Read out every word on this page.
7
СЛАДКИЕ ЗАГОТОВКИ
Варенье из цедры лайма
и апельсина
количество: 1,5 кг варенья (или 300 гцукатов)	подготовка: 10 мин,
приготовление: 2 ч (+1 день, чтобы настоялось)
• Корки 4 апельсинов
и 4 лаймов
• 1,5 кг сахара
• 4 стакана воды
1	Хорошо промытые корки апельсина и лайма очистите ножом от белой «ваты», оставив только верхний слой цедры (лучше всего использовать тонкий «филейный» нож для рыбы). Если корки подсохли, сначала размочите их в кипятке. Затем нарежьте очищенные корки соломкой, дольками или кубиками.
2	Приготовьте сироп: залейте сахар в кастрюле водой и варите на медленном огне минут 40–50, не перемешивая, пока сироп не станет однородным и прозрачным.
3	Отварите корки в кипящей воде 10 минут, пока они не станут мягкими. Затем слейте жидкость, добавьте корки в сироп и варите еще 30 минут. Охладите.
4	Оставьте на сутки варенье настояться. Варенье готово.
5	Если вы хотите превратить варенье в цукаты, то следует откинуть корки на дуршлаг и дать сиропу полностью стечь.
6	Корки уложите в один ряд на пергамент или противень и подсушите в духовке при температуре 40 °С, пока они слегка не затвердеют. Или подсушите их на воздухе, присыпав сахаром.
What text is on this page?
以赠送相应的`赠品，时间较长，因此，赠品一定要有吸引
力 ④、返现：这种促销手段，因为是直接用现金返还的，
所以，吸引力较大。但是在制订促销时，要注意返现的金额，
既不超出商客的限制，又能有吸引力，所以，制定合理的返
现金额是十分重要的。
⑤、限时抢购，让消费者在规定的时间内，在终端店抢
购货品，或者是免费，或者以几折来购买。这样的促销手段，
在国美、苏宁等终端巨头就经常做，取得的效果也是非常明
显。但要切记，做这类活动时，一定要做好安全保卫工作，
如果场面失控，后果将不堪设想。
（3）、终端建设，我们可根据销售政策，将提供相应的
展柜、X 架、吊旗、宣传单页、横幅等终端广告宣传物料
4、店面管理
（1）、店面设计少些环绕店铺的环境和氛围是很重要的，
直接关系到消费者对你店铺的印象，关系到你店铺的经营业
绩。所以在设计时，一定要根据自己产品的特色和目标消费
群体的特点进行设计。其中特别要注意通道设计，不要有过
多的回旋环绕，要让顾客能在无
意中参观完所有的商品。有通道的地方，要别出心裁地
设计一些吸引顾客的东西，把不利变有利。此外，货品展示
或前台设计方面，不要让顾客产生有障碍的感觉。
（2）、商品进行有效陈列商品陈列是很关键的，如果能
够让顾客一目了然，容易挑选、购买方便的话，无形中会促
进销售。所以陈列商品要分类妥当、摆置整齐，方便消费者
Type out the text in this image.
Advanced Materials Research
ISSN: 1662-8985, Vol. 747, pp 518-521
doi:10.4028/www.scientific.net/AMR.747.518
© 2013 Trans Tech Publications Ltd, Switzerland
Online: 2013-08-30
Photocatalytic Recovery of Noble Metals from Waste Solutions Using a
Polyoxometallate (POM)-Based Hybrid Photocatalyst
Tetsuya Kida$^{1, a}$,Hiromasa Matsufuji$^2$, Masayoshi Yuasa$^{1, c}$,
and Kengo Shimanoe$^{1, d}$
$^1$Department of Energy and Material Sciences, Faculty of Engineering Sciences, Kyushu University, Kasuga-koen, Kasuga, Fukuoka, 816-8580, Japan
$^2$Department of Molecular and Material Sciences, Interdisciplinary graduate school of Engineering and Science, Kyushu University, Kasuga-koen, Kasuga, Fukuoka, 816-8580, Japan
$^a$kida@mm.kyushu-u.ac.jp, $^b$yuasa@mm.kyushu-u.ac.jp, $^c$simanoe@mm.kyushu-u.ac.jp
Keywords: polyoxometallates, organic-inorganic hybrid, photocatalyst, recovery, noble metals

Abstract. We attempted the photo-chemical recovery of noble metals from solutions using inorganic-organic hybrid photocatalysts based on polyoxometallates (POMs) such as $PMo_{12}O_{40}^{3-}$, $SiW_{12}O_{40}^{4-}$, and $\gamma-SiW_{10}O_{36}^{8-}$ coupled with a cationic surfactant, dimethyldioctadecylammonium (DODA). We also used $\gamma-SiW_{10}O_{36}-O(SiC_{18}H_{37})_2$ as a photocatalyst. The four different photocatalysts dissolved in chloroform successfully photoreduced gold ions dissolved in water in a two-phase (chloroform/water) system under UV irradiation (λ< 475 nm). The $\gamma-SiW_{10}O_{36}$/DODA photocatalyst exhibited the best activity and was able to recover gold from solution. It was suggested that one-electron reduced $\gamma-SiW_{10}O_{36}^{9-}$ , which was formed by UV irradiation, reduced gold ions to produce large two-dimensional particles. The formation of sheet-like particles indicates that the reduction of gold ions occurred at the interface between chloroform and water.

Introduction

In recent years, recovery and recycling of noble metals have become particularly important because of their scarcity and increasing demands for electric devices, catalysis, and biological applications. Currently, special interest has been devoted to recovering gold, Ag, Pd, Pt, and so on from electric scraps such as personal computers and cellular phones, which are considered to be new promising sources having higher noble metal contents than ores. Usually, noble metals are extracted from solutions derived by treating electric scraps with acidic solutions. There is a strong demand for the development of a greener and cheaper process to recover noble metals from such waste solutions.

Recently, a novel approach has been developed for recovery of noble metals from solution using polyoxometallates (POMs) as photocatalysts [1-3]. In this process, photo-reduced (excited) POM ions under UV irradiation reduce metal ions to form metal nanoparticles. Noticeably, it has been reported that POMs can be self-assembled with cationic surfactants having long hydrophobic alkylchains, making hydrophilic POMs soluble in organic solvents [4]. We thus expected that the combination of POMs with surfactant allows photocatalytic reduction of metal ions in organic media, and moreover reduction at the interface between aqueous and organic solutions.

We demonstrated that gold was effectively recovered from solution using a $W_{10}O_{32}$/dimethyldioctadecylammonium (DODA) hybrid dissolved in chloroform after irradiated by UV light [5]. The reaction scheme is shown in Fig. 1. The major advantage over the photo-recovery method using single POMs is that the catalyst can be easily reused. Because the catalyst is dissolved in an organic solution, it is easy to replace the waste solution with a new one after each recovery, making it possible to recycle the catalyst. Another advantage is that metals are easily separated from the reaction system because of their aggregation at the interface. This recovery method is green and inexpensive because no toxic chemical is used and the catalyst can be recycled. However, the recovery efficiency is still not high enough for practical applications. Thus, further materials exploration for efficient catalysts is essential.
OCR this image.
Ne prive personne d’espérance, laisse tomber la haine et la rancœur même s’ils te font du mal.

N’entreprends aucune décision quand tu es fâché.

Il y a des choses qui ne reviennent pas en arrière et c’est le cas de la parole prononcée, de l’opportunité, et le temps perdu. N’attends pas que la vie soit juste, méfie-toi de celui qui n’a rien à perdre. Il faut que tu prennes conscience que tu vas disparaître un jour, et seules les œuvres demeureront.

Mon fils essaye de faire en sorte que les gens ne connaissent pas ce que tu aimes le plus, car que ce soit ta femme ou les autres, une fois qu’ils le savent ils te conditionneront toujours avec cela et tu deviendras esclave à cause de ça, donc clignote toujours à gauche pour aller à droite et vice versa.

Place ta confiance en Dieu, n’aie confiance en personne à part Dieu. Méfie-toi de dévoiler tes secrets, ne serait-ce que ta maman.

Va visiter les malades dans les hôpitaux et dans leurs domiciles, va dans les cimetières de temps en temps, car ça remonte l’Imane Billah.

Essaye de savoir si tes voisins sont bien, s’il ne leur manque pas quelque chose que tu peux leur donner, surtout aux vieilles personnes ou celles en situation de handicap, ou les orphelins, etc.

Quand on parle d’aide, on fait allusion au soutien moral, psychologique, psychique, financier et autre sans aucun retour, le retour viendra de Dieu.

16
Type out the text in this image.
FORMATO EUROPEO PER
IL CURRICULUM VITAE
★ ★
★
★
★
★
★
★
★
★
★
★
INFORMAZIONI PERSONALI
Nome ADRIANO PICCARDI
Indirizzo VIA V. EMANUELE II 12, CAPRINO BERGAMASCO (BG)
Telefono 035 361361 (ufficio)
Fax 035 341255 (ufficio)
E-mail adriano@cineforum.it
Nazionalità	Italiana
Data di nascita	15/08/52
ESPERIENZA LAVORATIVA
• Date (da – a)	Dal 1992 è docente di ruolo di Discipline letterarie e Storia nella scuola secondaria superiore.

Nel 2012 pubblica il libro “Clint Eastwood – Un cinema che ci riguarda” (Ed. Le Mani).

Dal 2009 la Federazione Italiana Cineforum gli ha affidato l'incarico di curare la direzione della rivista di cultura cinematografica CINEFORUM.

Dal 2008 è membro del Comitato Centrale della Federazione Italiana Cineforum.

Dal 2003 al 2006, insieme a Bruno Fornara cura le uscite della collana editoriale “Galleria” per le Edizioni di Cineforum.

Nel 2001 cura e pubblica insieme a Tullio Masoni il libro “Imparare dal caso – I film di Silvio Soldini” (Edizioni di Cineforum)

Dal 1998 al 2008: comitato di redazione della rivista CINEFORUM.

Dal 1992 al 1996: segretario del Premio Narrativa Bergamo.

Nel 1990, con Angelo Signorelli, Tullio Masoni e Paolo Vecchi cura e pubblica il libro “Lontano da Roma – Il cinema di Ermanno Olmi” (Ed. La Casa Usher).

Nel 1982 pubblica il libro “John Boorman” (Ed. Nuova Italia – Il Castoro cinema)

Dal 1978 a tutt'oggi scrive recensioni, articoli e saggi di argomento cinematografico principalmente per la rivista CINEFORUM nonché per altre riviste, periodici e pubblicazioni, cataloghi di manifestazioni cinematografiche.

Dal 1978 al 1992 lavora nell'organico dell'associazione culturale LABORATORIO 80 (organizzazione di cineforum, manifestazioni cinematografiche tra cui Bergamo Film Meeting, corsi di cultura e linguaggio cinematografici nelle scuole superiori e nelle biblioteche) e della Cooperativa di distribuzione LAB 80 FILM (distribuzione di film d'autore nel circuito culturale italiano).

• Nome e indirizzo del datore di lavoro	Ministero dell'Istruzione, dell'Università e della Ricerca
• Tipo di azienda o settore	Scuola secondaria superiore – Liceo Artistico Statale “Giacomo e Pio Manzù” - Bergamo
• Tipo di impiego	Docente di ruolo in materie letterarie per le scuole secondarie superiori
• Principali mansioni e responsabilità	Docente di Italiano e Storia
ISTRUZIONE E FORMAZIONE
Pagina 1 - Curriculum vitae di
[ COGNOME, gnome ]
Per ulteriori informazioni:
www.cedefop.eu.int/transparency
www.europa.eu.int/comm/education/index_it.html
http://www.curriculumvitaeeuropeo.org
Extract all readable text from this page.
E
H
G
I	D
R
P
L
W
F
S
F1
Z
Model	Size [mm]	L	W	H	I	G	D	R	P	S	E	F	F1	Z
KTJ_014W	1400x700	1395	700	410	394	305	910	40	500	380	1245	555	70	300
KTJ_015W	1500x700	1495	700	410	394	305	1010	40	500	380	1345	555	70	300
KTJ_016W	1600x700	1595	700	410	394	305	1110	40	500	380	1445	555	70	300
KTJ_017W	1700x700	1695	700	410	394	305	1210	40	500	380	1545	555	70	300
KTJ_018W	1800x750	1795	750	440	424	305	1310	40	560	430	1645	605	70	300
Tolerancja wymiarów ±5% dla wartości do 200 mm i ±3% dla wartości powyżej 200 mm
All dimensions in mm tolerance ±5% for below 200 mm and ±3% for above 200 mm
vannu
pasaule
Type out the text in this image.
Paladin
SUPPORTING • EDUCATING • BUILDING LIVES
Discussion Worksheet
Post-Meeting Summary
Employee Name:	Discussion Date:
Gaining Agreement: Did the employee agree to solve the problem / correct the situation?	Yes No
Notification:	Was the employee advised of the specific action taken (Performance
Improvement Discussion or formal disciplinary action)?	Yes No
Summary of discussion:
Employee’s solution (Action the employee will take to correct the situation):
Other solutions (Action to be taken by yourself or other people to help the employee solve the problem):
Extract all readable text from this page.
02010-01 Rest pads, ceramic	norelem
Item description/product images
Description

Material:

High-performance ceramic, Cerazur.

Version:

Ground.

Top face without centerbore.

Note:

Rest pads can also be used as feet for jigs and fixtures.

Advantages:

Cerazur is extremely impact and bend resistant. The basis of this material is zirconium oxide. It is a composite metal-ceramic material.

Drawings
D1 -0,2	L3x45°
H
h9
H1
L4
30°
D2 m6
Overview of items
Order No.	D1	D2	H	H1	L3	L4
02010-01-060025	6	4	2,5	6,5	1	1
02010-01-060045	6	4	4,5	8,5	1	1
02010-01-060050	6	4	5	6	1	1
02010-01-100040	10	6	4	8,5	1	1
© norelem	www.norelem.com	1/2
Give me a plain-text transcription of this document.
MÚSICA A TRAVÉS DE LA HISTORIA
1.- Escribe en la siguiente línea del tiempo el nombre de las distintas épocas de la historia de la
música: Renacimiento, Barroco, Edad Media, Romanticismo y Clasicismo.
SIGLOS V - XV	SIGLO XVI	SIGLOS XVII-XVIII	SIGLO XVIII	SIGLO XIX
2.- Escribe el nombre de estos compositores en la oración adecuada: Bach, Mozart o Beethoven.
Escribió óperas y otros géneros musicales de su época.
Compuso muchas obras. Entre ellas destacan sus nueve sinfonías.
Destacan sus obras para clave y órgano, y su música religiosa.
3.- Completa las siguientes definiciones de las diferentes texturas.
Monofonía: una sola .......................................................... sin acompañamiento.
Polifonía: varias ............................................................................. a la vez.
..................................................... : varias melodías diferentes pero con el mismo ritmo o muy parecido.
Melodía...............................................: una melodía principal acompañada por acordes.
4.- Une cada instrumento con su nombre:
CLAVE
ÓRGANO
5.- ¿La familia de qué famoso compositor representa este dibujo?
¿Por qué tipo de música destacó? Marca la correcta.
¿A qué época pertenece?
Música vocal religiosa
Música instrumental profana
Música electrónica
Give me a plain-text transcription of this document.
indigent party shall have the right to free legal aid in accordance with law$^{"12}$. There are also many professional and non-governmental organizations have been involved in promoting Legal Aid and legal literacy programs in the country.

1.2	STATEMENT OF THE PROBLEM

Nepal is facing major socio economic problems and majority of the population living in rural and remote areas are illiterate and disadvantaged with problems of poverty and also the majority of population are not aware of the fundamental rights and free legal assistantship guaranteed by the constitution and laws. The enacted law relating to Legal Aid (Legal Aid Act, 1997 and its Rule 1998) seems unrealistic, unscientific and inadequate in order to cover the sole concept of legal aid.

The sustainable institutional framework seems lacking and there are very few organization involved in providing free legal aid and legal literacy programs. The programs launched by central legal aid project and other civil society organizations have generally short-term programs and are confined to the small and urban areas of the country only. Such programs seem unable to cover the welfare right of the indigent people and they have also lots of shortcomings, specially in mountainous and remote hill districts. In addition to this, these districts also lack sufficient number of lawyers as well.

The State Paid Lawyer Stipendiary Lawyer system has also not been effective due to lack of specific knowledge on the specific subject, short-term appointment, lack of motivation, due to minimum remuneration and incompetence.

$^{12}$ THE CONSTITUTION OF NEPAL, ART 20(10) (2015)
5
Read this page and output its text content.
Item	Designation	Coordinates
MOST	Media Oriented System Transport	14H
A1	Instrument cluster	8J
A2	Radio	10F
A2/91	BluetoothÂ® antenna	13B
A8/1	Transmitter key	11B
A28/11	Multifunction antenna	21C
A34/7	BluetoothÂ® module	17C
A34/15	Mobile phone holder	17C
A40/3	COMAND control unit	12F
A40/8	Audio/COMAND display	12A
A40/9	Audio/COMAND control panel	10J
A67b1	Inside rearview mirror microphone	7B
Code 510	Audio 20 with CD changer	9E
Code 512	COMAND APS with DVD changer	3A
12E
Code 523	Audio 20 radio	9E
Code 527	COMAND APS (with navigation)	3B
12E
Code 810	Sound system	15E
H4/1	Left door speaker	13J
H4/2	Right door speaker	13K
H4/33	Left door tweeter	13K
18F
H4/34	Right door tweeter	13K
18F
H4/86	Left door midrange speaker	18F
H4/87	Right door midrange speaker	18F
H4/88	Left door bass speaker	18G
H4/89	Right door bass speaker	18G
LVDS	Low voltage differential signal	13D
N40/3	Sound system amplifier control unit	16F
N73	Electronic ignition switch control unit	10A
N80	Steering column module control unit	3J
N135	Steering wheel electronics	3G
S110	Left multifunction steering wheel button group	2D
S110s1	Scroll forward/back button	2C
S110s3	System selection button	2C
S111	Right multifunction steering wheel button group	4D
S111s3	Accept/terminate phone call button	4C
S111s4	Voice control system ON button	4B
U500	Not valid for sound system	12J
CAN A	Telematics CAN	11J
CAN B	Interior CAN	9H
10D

-----

■ DO THIS ■
Return only the lines running from the line with "Read this page and output its text content." to the last line of the records, both included, exactly as written.

■ RESPONSE TO THIS TASK ■
Read this page and output its text content.
Item	Designation	Coordinates
MOST	Media Oriented System Transport	14H
A1	Instrument cluster	8J
A2	Radio	10F
A2/91	BluetoothÂ® antenna	13B
A8/1	Transmitter key	11B
A28/11	Multifunction antenna	21C
A34/7	BluetoothÂ® module	17C
A34/15	Mobile phone holder	17C
A40/3	COMAND control unit	12F
A40/8	Audio/COMAND display	12A
A40/9	Audio/COMAND control panel	10J
A67b1	Inside rearview mirror microphone	7B
Code 510	Audio 20 with CD changer	9E
Code 512	COMAND APS with DVD changer	3A
12E
Code 523	Audio 20 radio	9E
Code 527	COMAND APS (with navigation)	3B
12E
Code 810	Sound system	15E
H4/1	Left door speaker	13J
H4/2	Right door speaker	13K
H4/33	Left door tweeter	13K
18F
H4/34	Right door tweeter	13K
18F
H4/86	Left door midrange speaker	18F
H4/87	Right door midrange speaker	18F
H4/88	Left door bass speaker	18G
H4/89	Right door bass speaker	18G
LVDS	Low voltage differential signal	13D
N40/3	Sound system amplifier control unit	16F
N73	Electronic ignition switch control unit	10A
N80	Steering column module control unit	3J
N135	Steering wheel electronics	3G
S110	Left multifunction steering wheel button group	2D
S110s1	Scroll forward/back button	2C
S110s3	System selection button	2C
S111	Right multifunction steering wheel button group	4D
S111s3	Accept/terminate phone call button	4C
S111s4	Voice control system ON button	4B
U500	Not valid for sound system	12J
CAN A	Telematics CAN	11J
CAN B	Interior CAN	9H
10D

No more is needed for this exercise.